### The task:
Your task is to locate every line holding the string "know" and to copy each of them.
....
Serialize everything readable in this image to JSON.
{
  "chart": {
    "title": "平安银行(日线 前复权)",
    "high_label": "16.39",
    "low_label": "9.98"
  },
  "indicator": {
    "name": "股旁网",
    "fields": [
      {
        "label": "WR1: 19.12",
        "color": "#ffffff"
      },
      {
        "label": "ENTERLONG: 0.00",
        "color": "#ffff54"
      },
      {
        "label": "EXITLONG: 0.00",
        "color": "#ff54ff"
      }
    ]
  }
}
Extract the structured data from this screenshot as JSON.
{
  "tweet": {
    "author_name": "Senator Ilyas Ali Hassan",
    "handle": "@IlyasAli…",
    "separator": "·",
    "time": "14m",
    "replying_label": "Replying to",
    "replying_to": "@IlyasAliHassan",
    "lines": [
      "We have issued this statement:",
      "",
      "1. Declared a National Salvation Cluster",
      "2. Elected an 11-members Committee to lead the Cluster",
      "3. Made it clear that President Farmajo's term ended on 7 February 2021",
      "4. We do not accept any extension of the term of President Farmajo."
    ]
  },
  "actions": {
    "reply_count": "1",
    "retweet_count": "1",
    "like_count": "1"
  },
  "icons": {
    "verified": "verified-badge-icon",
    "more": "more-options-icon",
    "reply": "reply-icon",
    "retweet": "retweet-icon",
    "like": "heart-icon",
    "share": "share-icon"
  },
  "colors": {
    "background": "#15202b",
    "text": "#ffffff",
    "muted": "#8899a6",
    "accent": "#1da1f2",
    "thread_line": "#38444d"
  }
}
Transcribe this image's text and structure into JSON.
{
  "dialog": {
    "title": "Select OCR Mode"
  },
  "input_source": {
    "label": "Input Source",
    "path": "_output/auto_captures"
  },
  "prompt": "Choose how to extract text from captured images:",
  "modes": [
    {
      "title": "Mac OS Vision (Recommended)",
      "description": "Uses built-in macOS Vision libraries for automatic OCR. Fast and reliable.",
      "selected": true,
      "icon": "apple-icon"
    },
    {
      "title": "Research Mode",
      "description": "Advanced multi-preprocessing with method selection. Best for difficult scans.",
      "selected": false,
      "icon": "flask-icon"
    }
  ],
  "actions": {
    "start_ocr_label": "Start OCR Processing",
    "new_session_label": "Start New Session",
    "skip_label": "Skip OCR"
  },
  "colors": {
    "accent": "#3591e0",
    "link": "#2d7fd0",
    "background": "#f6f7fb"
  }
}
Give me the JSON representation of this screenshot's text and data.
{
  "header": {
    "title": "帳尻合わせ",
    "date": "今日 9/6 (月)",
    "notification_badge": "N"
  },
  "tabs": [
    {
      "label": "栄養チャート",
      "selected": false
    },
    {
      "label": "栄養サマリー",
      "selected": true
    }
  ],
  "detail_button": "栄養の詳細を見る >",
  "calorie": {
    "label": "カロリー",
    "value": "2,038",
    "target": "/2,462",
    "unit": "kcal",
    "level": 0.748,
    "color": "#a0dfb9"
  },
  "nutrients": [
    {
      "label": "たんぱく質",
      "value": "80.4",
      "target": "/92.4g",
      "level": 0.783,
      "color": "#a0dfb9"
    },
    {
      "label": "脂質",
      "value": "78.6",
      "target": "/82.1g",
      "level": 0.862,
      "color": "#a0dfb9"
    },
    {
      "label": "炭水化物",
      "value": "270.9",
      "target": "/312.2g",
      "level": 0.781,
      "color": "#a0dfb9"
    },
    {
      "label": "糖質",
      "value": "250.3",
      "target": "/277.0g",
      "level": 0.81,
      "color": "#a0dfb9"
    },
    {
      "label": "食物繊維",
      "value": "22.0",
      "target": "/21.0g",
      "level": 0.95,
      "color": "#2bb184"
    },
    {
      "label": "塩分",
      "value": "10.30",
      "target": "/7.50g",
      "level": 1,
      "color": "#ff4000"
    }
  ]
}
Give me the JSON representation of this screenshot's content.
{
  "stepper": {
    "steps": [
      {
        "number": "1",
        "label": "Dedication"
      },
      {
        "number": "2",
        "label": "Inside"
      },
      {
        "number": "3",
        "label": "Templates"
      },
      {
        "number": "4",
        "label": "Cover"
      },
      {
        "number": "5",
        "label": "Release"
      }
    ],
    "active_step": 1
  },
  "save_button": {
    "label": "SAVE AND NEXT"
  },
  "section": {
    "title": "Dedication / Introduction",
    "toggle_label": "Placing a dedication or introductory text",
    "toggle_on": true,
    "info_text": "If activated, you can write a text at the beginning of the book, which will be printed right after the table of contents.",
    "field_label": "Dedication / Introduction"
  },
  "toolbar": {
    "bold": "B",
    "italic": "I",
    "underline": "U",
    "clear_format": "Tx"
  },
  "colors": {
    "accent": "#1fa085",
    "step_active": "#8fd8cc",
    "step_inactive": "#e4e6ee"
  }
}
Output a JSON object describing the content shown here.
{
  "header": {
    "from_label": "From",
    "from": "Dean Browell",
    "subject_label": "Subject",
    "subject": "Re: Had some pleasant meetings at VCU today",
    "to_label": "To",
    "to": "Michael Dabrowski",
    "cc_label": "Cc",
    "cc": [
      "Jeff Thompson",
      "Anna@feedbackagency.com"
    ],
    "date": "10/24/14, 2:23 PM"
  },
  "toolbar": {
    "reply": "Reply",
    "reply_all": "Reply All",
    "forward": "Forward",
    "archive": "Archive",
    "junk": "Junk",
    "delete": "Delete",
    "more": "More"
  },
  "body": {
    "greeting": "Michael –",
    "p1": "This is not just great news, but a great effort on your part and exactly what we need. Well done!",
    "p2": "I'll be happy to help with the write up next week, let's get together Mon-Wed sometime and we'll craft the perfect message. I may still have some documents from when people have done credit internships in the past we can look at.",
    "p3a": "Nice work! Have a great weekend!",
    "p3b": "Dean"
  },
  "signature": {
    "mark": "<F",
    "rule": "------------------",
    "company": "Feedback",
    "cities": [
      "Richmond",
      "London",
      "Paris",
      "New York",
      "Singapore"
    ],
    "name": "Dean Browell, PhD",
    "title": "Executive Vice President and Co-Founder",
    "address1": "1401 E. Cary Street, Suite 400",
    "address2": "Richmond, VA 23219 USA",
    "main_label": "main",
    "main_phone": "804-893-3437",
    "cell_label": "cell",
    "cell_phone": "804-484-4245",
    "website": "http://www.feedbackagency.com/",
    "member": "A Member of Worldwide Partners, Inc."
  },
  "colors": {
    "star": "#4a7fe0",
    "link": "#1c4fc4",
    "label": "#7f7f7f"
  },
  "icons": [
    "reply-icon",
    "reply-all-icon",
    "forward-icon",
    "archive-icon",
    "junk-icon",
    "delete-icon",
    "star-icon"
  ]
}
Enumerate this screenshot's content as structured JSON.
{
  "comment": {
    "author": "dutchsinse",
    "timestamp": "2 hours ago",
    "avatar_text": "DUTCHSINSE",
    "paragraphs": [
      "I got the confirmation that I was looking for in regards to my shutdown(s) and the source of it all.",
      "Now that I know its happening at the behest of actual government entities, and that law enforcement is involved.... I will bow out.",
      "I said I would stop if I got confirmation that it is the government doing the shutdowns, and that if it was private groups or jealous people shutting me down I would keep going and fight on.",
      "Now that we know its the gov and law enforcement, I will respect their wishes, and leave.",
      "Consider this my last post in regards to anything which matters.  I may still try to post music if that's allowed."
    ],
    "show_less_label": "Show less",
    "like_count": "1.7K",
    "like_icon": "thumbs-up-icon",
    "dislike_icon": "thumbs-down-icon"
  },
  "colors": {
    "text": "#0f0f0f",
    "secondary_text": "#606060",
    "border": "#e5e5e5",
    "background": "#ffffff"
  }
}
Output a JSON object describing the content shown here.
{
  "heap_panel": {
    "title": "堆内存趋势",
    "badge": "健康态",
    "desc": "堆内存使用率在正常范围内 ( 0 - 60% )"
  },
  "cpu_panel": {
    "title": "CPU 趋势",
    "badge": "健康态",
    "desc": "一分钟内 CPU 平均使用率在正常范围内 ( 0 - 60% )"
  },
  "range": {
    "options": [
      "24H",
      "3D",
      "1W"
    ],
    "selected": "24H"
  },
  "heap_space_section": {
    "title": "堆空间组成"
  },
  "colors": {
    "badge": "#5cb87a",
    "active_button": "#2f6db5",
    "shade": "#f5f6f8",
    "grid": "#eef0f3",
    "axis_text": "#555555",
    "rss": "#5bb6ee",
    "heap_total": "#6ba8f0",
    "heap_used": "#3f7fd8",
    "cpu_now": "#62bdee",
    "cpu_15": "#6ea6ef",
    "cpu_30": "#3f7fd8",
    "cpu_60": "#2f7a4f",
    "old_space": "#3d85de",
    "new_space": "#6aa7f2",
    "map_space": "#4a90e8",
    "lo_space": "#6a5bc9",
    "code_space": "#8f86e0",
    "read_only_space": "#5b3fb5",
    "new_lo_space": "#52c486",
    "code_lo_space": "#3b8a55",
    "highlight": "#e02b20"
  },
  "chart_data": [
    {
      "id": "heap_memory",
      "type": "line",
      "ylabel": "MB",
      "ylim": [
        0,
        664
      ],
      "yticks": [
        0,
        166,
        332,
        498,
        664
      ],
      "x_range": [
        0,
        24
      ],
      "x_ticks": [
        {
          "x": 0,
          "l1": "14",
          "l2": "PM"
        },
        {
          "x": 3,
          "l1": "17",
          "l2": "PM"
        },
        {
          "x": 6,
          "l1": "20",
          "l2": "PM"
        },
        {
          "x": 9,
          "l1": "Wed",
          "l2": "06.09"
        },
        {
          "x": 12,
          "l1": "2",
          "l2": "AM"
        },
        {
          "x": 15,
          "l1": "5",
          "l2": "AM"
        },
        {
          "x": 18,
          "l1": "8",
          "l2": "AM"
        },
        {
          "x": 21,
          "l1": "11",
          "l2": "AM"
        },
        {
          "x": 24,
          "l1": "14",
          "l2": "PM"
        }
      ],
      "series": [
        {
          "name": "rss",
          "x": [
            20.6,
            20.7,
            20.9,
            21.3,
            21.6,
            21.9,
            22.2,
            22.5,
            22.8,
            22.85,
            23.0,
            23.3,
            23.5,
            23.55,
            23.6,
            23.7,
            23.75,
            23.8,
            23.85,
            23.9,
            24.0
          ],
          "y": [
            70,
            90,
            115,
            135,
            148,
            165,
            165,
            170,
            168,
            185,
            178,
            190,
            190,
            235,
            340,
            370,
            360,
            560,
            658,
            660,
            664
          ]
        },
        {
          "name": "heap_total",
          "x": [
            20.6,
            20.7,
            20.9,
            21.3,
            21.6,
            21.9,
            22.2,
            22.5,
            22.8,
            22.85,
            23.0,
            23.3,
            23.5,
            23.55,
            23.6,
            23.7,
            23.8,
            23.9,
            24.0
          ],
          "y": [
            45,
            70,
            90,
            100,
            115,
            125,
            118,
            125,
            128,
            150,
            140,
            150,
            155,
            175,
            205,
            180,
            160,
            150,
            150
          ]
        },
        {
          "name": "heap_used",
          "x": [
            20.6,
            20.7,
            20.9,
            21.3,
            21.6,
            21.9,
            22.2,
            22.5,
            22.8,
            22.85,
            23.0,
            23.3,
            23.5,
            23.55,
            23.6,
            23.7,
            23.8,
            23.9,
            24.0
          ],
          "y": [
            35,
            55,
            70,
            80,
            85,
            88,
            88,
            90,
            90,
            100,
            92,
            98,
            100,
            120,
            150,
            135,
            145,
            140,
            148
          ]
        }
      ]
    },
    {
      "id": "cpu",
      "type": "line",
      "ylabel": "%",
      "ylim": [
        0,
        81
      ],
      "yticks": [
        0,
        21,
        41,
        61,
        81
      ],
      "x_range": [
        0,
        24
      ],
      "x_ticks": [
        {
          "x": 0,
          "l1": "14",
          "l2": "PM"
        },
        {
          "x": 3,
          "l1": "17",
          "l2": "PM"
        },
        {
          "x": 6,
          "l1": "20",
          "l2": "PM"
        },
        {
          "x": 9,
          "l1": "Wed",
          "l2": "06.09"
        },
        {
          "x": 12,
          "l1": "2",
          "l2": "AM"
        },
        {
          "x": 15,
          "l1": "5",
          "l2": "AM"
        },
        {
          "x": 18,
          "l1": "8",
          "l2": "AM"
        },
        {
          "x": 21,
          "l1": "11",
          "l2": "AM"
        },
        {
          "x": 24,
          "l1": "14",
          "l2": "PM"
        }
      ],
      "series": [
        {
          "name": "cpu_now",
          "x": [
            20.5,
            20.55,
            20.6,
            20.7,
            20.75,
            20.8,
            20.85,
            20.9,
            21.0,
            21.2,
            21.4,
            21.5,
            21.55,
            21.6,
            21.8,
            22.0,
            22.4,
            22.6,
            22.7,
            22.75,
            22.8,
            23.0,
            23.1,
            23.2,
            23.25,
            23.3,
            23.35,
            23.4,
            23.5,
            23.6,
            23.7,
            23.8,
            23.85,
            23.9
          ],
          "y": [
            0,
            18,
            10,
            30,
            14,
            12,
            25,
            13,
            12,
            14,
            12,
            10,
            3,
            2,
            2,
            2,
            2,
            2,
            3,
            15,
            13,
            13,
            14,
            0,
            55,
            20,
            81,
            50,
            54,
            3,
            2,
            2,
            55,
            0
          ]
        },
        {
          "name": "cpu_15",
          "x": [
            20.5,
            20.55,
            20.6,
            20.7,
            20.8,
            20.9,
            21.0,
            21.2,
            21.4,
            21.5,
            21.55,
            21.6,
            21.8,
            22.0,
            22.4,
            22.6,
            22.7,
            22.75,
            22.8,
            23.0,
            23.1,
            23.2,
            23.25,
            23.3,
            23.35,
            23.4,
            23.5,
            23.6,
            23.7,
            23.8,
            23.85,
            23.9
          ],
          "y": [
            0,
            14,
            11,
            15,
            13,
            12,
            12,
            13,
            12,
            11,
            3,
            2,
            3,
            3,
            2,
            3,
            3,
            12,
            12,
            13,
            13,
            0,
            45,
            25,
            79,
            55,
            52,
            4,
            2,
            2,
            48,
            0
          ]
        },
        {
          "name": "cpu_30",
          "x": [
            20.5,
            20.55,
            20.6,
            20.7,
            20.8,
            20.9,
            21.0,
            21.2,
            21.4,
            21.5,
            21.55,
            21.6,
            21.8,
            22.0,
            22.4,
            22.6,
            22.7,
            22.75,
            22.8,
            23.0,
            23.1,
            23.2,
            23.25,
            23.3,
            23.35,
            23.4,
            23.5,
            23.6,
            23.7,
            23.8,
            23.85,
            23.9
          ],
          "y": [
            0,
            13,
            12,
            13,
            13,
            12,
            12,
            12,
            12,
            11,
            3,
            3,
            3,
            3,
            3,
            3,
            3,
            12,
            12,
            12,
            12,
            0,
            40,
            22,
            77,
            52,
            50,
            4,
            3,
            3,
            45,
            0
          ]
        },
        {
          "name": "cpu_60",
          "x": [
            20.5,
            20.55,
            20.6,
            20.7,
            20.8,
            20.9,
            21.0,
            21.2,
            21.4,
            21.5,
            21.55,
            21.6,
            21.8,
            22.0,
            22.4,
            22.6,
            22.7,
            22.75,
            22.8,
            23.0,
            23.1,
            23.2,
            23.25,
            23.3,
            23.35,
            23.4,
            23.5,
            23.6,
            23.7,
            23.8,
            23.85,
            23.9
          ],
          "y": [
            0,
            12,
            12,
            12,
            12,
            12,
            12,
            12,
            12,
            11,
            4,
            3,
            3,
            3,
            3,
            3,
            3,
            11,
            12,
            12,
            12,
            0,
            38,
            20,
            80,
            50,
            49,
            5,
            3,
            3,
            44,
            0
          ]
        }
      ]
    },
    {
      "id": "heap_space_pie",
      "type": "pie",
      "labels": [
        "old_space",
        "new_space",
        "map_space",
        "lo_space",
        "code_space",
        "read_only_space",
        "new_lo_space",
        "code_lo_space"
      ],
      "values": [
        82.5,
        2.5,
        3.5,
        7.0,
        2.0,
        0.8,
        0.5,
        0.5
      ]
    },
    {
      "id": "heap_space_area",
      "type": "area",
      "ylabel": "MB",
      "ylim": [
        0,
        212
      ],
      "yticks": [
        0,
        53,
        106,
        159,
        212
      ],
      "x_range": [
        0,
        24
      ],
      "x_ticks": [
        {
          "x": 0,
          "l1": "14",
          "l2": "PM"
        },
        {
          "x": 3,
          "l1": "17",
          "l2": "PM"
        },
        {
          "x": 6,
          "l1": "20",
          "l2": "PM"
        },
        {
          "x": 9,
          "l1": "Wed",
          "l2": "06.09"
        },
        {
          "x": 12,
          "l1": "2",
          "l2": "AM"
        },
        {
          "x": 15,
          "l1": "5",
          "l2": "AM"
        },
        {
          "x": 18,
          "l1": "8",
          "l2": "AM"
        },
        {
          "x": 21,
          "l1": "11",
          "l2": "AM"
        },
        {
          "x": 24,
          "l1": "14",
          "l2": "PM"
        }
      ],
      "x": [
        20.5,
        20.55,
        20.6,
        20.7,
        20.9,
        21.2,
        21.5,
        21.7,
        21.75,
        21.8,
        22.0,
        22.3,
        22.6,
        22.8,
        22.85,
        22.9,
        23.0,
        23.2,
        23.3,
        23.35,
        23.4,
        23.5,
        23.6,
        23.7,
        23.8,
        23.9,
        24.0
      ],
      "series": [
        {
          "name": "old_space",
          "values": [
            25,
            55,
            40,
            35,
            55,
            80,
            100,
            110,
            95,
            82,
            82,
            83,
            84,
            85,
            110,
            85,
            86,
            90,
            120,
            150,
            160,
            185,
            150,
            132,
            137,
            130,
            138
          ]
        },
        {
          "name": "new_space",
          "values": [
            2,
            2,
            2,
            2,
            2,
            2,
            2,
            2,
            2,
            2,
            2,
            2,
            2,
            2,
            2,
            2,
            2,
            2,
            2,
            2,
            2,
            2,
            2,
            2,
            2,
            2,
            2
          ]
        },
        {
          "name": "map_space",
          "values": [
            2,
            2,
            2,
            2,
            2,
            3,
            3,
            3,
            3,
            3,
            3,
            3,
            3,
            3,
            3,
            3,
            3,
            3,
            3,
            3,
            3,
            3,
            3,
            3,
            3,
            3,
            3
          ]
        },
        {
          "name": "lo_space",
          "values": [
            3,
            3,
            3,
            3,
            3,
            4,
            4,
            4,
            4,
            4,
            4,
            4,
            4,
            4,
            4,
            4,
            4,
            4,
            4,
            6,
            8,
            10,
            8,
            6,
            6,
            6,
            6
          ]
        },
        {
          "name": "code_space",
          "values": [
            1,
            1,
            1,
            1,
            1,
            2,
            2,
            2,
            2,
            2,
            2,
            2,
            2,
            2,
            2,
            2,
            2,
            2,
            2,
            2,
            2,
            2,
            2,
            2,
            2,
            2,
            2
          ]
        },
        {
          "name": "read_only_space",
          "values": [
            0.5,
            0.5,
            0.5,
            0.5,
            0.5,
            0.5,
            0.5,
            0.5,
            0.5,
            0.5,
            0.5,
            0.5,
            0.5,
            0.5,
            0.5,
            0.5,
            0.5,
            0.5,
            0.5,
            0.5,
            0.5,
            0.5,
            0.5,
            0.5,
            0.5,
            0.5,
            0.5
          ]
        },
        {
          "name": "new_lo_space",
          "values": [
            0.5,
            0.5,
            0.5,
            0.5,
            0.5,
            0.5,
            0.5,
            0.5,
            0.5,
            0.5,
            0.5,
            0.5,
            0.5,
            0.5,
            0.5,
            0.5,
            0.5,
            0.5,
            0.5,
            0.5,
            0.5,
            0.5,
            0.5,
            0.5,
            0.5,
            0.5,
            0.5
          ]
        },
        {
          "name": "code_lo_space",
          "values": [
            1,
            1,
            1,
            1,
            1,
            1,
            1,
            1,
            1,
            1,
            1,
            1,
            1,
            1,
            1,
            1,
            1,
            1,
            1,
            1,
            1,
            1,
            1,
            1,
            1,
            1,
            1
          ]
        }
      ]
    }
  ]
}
....
### Final answer:
      "Now that I know its happening at the behest of actual government entities, and that law enforcement is involved.... I will bow out.",
      "Now that we know its the gov and law enforcement, I will respect their wishes, and leave.",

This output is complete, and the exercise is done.